◆ **WHAT IS ASKED**
Gather from the material every line that contains the string "values".
======== SUPPLIED RECORDS
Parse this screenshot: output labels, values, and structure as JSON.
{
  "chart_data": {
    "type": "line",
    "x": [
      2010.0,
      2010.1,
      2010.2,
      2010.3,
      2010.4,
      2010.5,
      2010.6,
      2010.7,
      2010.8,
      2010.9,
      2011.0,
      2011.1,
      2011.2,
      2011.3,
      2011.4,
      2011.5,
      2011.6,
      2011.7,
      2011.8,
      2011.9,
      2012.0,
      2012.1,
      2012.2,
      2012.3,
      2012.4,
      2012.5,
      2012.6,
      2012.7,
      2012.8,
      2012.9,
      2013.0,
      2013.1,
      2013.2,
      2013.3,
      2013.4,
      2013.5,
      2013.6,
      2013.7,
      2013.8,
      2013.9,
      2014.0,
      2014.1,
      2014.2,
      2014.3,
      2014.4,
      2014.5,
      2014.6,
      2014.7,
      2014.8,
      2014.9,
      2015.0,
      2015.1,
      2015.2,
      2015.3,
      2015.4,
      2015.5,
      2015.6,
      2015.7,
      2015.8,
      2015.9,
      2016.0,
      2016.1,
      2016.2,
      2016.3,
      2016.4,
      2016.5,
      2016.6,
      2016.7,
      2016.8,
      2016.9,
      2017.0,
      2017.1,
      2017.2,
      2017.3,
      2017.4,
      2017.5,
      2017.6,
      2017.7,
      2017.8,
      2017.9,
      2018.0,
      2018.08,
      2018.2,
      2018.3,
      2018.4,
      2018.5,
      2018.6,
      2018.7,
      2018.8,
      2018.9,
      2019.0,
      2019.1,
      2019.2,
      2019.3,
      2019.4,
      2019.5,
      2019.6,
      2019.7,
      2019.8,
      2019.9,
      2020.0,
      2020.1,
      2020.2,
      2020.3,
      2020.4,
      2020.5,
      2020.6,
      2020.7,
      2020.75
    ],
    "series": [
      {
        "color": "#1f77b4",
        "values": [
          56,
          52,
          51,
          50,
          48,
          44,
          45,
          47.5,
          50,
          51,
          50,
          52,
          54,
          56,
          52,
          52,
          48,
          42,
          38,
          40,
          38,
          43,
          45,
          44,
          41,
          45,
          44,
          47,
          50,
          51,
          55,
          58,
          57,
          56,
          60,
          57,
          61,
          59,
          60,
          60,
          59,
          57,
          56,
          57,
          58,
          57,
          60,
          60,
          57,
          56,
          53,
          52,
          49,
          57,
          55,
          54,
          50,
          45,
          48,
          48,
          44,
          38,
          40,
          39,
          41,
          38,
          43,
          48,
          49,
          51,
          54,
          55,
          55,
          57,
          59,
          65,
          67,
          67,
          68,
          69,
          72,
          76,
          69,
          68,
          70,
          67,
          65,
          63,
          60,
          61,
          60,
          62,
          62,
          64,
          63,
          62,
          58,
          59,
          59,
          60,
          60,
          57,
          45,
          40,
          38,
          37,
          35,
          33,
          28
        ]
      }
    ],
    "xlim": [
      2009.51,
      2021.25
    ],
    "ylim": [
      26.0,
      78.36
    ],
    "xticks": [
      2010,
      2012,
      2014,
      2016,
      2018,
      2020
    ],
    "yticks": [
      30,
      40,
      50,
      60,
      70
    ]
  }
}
================
◆ **COMPLETE ANSWER**
Parse this screenshot: output labels, values, and structure as JSON.
        "values": [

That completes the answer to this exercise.